§ **TASK REQUIREMENTS**: Copy the data below exactly, omitting any picture it contains.

Raw records
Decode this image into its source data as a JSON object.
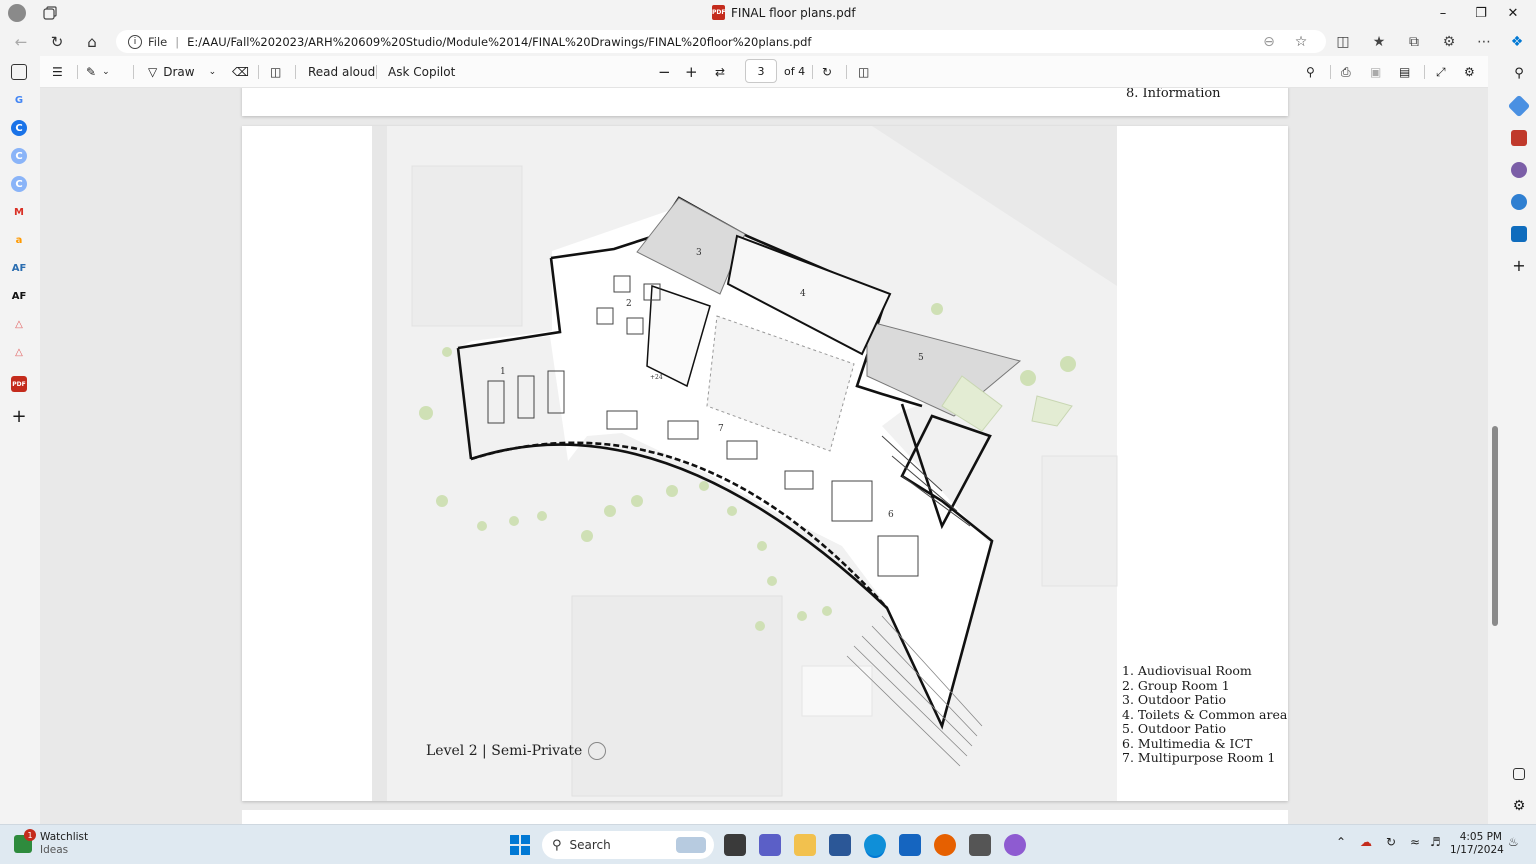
{
  "window": {
    "title": "FINAL floor plans.pdf"
  },
  "address_bar": {
    "scheme_label": "File",
    "url": "E:/AAU/Fall%202023/ARH%20609%20Studio/Module%2014/FINAL%20Drawings/FINAL%20floor%20plans.pdf"
  },
  "pdf_toolbar": {
    "draw_label": "Draw",
    "read_aloud_label": "Read aloud",
    "ask_copilot_label": "Ask Copilot",
    "page_number": "3",
    "page_total": "of 4"
  },
  "document": {
    "prev_page_item": "8.  Information",
    "plan_caption": "Level 2 | Semi-Private",
    "room_numbers": [
      "1",
      "2",
      "3",
      "4",
      "5",
      "6",
      "7"
    ],
    "level_mark": "+24",
    "legend": [
      "1.  Audiovisual Room",
      "2.  Group Room 1",
      "3.  Outdoor Patio",
      "4.  Toilets & Common area",
      "5.  Outdoor Patio",
      "6.  Multimedia & ICT",
      "7.  Multipurpose Room 1"
    ]
  },
  "taskbar": {
    "widget_title": "Watchlist",
    "widget_subtitle": "Ideas",
    "widget_badge": "1",
    "search_label": "Search",
    "time": "4:05 PM",
    "date": "1/17/2024"
  },
  "colors": {
    "pdf_red": "#c42b1c",
    "edge_blue": "#0078d4",
    "taskbar_bg": "#dfe9f1"
  }
}
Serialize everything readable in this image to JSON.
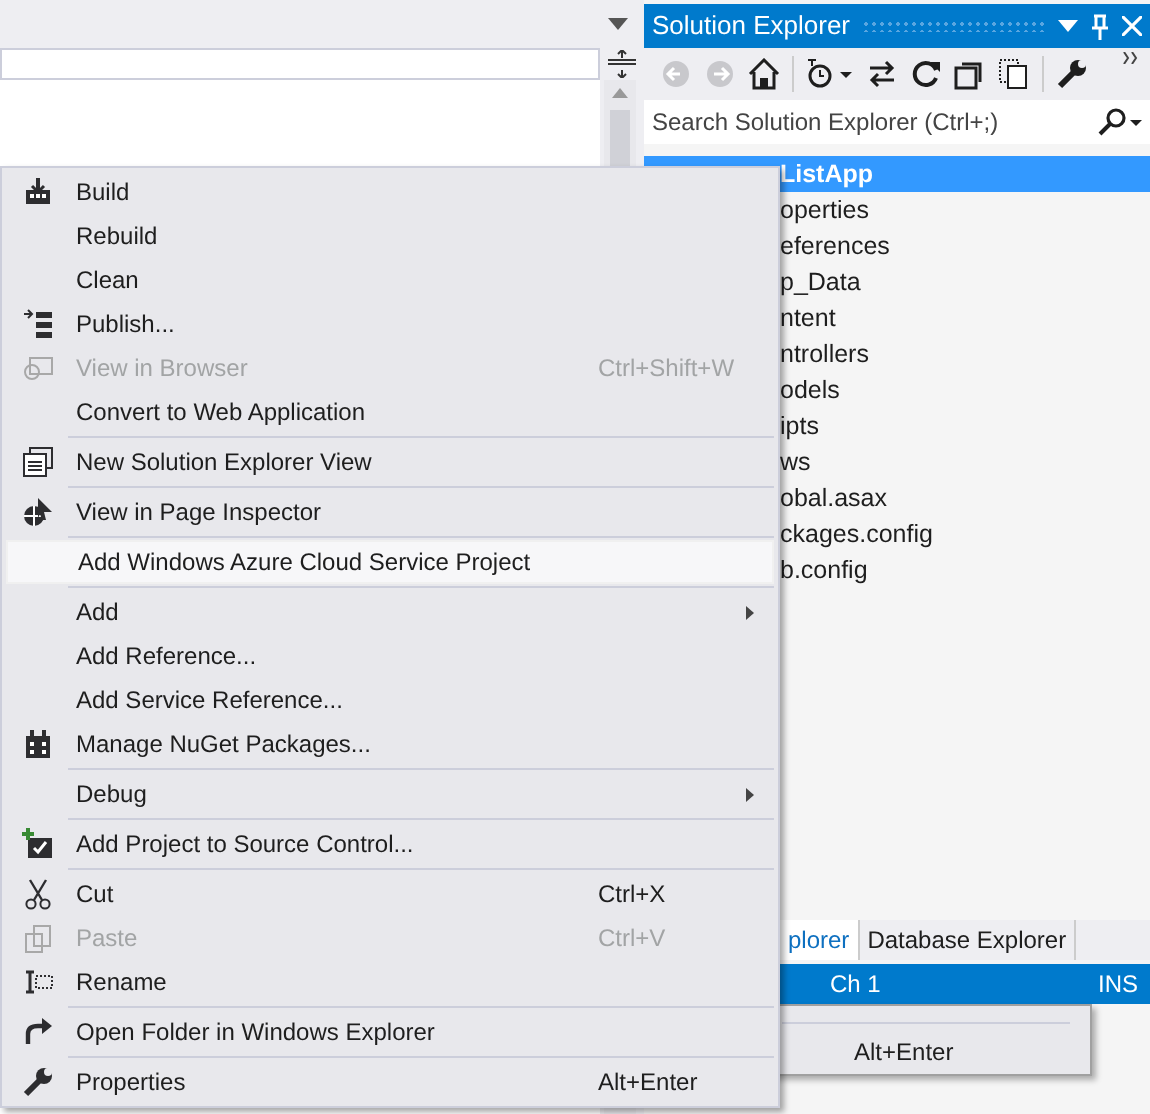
{
  "solution_explorer": {
    "title": "Solution Explorer",
    "search": {
      "placeholder": "Search Solution Explorer (Ctrl+;)"
    },
    "tree": [
      {
        "label": "ListApp",
        "selected": true
      },
      {
        "label": "operties",
        "selected": false
      },
      {
        "label": "eferences",
        "selected": false
      },
      {
        "label": "p_Data",
        "selected": false
      },
      {
        "label": "ntent",
        "selected": false
      },
      {
        "label": "ntrollers",
        "selected": false
      },
      {
        "label": "odels",
        "selected": false
      },
      {
        "label": "ipts",
        "selected": false
      },
      {
        "label": "ws",
        "selected": false
      },
      {
        "label": "obal.asax",
        "selected": false
      },
      {
        "label": "ckages.config",
        "selected": false
      },
      {
        "label": "b.config",
        "selected": false
      }
    ],
    "tabs": [
      {
        "label": "plorer",
        "selected": true
      },
      {
        "label": "Database Explorer",
        "selected": false
      }
    ]
  },
  "status_bar": {
    "column": "Ch 1",
    "mode": "INS"
  },
  "background_menu": {
    "shortcut": "Alt+Enter"
  },
  "context_menu": [
    {
      "kind": "item",
      "label": "Build",
      "disabled": false,
      "highlighted": false
    },
    {
      "kind": "item",
      "label": "Rebuild",
      "disabled": false,
      "highlighted": false
    },
    {
      "kind": "item",
      "label": "Clean",
      "disabled": false,
      "highlighted": false
    },
    {
      "kind": "item",
      "label": "Publish...",
      "disabled": false,
      "highlighted": false
    },
    {
      "kind": "item",
      "label": "View in Browser",
      "shortcut": "Ctrl+Shift+W",
      "disabled": true,
      "highlighted": false
    },
    {
      "kind": "item",
      "label": "Convert to Web Application",
      "disabled": false,
      "highlighted": false
    },
    {
      "kind": "separator"
    },
    {
      "kind": "item",
      "label": "New Solution Explorer View",
      "disabled": false,
      "highlighted": false
    },
    {
      "kind": "separator"
    },
    {
      "kind": "item",
      "label": "View in Page Inspector",
      "disabled": false,
      "highlighted": false
    },
    {
      "kind": "separator"
    },
    {
      "kind": "item",
      "label": "Add Windows Azure Cloud Service Project",
      "disabled": false,
      "highlighted": true
    },
    {
      "kind": "separator"
    },
    {
      "kind": "item",
      "label": "Add",
      "submenu": true,
      "disabled": false,
      "highlighted": false
    },
    {
      "kind": "item",
      "label": "Add Reference...",
      "disabled": false,
      "highlighted": false
    },
    {
      "kind": "item",
      "label": "Add Service Reference...",
      "disabled": false,
      "highlighted": false
    },
    {
      "kind": "item",
      "label": "Manage NuGet Packages...",
      "disabled": false,
      "highlighted": false
    },
    {
      "kind": "separator"
    },
    {
      "kind": "item",
      "label": "Debug",
      "submenu": true,
      "disabled": false,
      "highlighted": false
    },
    {
      "kind": "separator"
    },
    {
      "kind": "item",
      "label": "Add Project to Source Control...",
      "disabled": false,
      "highlighted": false
    },
    {
      "kind": "separator"
    },
    {
      "kind": "item",
      "label": "Cut",
      "shortcut": "Ctrl+X",
      "disabled": false,
      "highlighted": false
    },
    {
      "kind": "item",
      "label": "Paste",
      "shortcut": "Ctrl+V",
      "disabled": true,
      "highlighted": false
    },
    {
      "kind": "item",
      "label": "Rename",
      "disabled": false,
      "highlighted": false
    },
    {
      "kind": "separator"
    },
    {
      "kind": "item",
      "label": "Open Folder in Windows Explorer",
      "disabled": false,
      "highlighted": false
    },
    {
      "kind": "separator"
    },
    {
      "kind": "item",
      "label": "Properties",
      "shortcut": "Alt+Enter",
      "disabled": false,
      "highlighted": false
    }
  ]
}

§ **ANSWER TO THE EXERCISE**:
Decode this image into its source data as a JSON object.
{
  "window": {
    "title": "FINAL floor plans.pdf"
  },
  "address_bar": {
    "scheme_label": "File",
    "url": "E:/AAU/Fall%202023/ARH%20609%20Studio/Module%2014/FINAL%20Drawings/FINAL%20floor%20plans.pdf"
  },
  "pdf_toolbar": {
    "draw_label": "Draw",
    "read_aloud_label": "Read aloud",
    "ask_copilot_label": "Ask Copilot",
    "page_number": "3",
    "page_total": "of 4"
  },
  "document": {
    "prev_page_item": "8.  Information",
    "plan_caption": "Level 2 | Semi-Private",
    "room_numbers": [
      "1",
      "2",
      "3",
      "4",
      "5",
      "6",
      "7"
    ],
    "level_mark": "+24",
    "legend": [
      "1.  Audiovisual Room",
      "2.  Group Room 1",
      "3.  Outdoor Patio",
      "4.  Toilets & Common area",
      "5.  Outdoor Patio",
      "6.  Multimedia & ICT",
      "7.  Multipurpose Room 1"
    ]
  },
  "taskbar": {
    "widget_title": "Watchlist",
    "widget_subtitle": "Ideas",
    "widget_badge": "1",
    "search_label": "Search",
    "time": "4:05 PM",
    "date": "1/17/2024"
  },
  "colors": {
    "pdf_red": "#c42b1c",
    "edge_blue": "#0078d4",
    "taskbar_bg": "#dfe9f1"
  }
}
Serialize everything readable in this image to JSON.
{
  "solution_explorer": {
    "title": "Solution Explorer",
    "search": {
      "placeholder": "Search Solution Explorer (Ctrl+;)"
    },
    "tree": [
      {
        "label": "ListApp",
        "selected": true
      },
      {
        "label": "operties",
        "selected": false
      },
      {
        "label": "eferences",
        "selected": false
      },
      {
        "label": "p_Data",
        "selected": false
      },
      {
        "label": "ntent",
        "selected": false
      },
      {
        "label": "ntrollers",
        "selected": false
      },
      {
        "label": "odels",
        "selected": false
      },
      {
        "label": "ipts",
        "selected": false
      },
      {
        "label": "ws",
        "selected": false
      },
      {
        "label": "obal.asax",
        "selected": false
      },
      {
        "label": "ckages.config",
        "selected": false
      },
      {
        "label": "b.config",
        "selected": false
      }
    ],
    "tabs": [
      {
        "label": "plorer",
        "selected": true
      },
      {
        "label": "Database Explorer",
        "selected": false
      }
    ]
  },
  "status_bar": {
    "column": "Ch 1",
    "mode": "INS"
  },
  "background_menu": {
    "shortcut": "Alt+Enter"
  },
  "context_menu": [
    {
      "kind": "item",
      "label": "Build",
      "disabled": false,
      "highlighted": false
    },
    {
      "kind": "item",
      "label": "Rebuild",
      "disabled": false,
      "highlighted": false
    },
    {
      "kind": "item",
      "label": "Clean",
      "disabled": false,
      "highlighted": false
    },
    {
      "kind": "item",
      "label": "Publish...",
      "disabled": false,
      "highlighted": false
    },
    {
      "kind": "item",
      "label": "View in Browser",
      "shortcut": "Ctrl+Shift+W",
      "disabled": true,
      "highlighted": false
    },
    {
      "kind": "item",
      "label": "Convert to Web Application",
      "disabled": false,
      "highlighted": false
    },
    {
      "kind": "separator"
    },
    {
      "kind": "item",
      "label": "New Solution Explorer View",
      "disabled": false,
      "highlighted": false
    },
    {
      "kind": "separator"
    },
    {
      "kind": "item",
      "label": "View in Page Inspector",
      "disabled": false,
      "highlighted": false
    },
    {
      "kind": "separator"
    },
    {
      "kind": "item",
      "label": "Add Windows Azure Cloud Service Project",
      "disabled": false,
      "highlighted": true
    },
    {
      "kind": "separator"
    },
    {
      "kind": "item",
      "label": "Add",
      "submenu": true,
      "disabled": false,
      "highlighted": false
    },
    {
      "kind": "item",
      "label": "Add Reference...",
      "disabled": false,
      "highlighted": false
    },
    {
      "kind": "item",
      "label": "Add Service Reference...",
      "disabled": false,
      "highlighted": false
    },
    {
      "kind": "item",
      "label": "Manage NuGet Packages...",
      "disabled": false,
      "highlighted": false
    },
    {
      "kind": "separator"
    },
    {
      "kind": "item",
      "label": "Debug",
      "submenu": true,
      "disabled": false,
      "highlighted": false
    },
    {
      "kind": "separator"
    },
    {
      "kind": "item",
      "label": "Add Project to Source Control...",
      "disabled": false,
      "highlighted": false
    },
    {
      "kind": "separator"
    },
    {
      "kind": "item",
      "label": "Cut",
      "shortcut": "Ctrl+X",
      "disabled": false,
      "highlighted": false
    },
    {
      "kind": "item",
      "label": "Paste",
      "shortcut": "Ctrl+V",
      "disabled": true,
      "highlighted": false
    },
    {
      "kind": "item",
      "label": "Rename",
      "disabled": false,
      "highlighted": false
    },
    {
      "kind": "separator"
    },
    {
      "kind": "item",
      "label": "Open Folder in Windows Explorer",
      "disabled": false,
      "highlighted": false
    },
    {
      "kind": "separator"
    },
    {
      "kind": "item",
      "label": "Properties",
      "shortcut": "Alt+Enter",
      "disabled": false,
      "highlighted": false
    }
  ]
}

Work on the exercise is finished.